START
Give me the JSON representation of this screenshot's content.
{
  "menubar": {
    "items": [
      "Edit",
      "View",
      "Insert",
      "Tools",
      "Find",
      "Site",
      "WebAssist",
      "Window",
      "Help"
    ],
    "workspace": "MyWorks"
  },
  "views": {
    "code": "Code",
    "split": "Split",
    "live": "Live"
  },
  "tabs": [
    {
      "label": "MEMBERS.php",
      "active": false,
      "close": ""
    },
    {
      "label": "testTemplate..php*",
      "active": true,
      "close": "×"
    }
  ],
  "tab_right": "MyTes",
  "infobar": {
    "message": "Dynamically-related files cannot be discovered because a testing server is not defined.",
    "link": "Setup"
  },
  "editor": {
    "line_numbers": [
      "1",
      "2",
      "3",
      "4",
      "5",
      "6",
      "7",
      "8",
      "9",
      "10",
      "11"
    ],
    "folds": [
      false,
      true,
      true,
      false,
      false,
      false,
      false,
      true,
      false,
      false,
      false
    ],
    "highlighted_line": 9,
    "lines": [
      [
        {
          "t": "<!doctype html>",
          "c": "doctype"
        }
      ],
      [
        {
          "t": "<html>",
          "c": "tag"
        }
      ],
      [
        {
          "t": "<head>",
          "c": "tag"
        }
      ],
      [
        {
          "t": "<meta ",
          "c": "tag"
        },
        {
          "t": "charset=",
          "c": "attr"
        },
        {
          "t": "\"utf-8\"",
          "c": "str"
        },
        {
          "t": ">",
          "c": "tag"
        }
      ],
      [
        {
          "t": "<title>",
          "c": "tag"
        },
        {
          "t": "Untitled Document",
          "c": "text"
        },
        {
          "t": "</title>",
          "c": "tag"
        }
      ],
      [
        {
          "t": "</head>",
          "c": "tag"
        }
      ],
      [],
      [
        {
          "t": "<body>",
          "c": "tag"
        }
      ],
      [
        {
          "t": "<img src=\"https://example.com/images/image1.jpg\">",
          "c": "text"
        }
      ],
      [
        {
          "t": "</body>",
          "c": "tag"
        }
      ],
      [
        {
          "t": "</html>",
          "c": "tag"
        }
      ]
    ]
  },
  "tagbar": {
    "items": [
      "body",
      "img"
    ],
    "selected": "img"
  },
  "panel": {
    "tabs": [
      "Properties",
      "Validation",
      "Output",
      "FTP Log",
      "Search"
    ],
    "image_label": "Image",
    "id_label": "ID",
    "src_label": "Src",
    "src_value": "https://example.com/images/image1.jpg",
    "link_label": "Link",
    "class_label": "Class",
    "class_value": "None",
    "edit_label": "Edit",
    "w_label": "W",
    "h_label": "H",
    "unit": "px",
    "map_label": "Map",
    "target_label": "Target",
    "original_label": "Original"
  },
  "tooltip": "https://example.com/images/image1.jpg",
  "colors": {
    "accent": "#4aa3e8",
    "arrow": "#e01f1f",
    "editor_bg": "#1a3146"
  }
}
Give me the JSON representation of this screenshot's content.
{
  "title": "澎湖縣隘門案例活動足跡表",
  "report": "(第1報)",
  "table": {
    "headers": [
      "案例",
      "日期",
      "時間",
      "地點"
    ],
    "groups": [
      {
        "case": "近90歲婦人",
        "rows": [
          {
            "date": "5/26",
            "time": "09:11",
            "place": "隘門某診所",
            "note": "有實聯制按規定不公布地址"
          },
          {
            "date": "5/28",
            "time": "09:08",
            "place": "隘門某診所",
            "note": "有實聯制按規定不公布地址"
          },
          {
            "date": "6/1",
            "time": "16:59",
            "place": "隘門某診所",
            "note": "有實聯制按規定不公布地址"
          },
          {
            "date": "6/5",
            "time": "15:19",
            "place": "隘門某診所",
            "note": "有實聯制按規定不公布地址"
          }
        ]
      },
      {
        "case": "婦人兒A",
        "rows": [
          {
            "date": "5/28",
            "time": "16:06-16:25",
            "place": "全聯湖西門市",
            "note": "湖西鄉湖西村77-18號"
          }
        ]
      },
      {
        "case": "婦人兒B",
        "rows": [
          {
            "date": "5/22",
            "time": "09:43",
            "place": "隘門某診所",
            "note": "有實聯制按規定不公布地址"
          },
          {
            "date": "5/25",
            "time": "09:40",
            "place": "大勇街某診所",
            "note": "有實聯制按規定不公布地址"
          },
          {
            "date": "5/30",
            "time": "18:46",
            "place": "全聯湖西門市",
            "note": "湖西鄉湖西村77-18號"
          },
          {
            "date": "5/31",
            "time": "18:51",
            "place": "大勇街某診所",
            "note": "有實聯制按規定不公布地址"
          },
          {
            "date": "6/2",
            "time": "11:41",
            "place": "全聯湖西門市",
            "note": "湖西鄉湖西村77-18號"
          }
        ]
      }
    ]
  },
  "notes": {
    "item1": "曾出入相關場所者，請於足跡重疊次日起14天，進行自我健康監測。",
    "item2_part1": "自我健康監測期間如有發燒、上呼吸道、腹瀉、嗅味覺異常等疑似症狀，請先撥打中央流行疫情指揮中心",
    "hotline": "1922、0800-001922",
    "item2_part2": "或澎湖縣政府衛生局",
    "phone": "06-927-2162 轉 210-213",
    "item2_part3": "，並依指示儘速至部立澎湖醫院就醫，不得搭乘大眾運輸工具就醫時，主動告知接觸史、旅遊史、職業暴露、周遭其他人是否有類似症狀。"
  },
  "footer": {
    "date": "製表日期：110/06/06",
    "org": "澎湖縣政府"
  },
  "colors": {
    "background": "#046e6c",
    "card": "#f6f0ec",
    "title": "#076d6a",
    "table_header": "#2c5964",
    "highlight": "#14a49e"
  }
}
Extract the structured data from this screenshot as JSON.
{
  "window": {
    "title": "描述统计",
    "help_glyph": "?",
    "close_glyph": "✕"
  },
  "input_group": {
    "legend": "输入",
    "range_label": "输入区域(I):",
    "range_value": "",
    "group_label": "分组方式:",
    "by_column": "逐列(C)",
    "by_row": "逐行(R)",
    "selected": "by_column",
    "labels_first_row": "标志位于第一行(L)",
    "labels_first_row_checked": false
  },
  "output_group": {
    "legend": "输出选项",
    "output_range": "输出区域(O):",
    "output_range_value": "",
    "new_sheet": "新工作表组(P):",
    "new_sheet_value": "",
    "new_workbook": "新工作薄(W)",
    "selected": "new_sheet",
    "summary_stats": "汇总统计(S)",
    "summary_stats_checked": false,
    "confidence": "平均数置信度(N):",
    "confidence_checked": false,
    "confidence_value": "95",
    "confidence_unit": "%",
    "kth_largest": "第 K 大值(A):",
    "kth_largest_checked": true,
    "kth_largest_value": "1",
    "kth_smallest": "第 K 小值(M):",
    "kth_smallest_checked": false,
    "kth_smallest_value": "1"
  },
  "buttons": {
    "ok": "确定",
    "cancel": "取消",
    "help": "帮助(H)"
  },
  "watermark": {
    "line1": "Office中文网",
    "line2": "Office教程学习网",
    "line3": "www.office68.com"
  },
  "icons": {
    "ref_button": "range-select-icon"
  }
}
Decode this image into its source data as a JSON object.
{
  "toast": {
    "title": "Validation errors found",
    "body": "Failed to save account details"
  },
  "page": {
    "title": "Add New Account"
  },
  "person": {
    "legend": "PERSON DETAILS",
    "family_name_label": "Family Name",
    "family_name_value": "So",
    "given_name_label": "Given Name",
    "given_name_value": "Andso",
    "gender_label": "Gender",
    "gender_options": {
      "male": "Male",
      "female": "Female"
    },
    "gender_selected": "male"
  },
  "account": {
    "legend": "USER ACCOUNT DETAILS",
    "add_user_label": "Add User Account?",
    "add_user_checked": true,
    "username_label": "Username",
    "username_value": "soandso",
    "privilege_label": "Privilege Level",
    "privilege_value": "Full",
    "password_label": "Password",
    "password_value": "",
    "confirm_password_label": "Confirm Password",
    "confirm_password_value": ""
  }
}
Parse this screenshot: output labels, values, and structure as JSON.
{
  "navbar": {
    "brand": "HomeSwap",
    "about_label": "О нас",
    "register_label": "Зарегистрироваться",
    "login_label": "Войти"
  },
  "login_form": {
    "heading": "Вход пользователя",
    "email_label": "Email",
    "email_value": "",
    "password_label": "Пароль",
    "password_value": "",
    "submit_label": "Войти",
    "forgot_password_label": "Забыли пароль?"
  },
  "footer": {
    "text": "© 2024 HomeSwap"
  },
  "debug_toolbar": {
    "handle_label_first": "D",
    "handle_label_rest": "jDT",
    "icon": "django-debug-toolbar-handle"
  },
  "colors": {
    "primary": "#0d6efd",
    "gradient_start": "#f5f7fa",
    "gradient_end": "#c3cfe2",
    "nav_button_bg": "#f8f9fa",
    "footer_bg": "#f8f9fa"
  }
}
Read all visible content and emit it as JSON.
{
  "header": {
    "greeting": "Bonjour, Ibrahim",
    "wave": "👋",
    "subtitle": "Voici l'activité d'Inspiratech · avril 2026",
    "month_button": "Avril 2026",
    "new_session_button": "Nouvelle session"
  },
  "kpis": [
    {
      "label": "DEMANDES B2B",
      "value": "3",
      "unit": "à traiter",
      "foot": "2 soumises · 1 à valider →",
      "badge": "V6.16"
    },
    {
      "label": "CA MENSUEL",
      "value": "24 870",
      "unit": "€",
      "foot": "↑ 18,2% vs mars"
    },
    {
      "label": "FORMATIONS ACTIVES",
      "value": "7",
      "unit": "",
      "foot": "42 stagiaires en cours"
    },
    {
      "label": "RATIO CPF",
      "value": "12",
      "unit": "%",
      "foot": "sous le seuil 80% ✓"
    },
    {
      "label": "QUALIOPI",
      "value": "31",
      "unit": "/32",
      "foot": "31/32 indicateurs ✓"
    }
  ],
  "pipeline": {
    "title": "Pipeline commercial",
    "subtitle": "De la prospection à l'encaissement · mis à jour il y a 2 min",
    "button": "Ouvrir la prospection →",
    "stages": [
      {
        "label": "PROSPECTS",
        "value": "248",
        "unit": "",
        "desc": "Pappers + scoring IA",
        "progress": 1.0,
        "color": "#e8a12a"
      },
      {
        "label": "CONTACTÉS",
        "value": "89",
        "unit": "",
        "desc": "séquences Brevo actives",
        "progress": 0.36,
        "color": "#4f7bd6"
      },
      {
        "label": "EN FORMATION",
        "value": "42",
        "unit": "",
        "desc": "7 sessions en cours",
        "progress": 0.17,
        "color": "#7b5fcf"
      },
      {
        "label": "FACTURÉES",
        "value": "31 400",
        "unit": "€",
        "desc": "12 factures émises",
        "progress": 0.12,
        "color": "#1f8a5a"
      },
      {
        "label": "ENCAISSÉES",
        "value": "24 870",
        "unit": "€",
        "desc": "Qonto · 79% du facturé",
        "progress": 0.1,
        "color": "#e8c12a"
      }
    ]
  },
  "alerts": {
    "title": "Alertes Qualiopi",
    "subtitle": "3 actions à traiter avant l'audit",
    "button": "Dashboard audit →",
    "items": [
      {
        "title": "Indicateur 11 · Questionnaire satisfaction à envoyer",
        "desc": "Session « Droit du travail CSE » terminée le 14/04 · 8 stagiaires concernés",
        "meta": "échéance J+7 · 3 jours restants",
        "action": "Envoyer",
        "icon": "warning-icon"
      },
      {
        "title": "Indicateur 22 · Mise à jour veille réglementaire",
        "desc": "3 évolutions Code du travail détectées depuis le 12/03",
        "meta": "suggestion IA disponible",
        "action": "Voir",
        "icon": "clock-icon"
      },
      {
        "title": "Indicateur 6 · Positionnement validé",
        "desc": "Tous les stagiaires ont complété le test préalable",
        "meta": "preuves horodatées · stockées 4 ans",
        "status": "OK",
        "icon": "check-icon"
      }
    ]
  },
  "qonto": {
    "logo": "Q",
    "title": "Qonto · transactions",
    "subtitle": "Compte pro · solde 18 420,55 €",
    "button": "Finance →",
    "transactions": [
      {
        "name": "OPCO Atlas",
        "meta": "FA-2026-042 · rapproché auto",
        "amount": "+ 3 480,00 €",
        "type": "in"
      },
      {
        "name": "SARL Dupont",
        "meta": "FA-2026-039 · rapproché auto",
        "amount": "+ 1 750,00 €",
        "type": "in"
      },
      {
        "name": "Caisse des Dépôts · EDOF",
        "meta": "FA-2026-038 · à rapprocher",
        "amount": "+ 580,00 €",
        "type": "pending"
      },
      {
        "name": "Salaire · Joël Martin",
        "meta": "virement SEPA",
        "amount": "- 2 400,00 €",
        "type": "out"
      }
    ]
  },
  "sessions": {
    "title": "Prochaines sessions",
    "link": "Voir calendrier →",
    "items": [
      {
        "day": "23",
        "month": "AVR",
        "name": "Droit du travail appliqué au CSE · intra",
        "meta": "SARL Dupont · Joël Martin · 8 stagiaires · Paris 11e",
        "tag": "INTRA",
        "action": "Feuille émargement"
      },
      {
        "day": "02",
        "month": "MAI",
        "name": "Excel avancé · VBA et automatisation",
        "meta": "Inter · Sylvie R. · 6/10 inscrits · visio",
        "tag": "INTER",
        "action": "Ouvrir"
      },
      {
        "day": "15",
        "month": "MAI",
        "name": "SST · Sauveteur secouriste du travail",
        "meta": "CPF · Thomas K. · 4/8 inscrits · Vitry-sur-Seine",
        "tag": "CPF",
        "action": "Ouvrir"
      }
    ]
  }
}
END
# Work required
Go through the data above and find the lines with the word "legend". Copy each of those lines.

# Answer
    "legend": "输入",
    "legend": "输出选项",
    "legend": "PERSON DETAILS",
    "legend": "USER ACCOUNT DETAILS",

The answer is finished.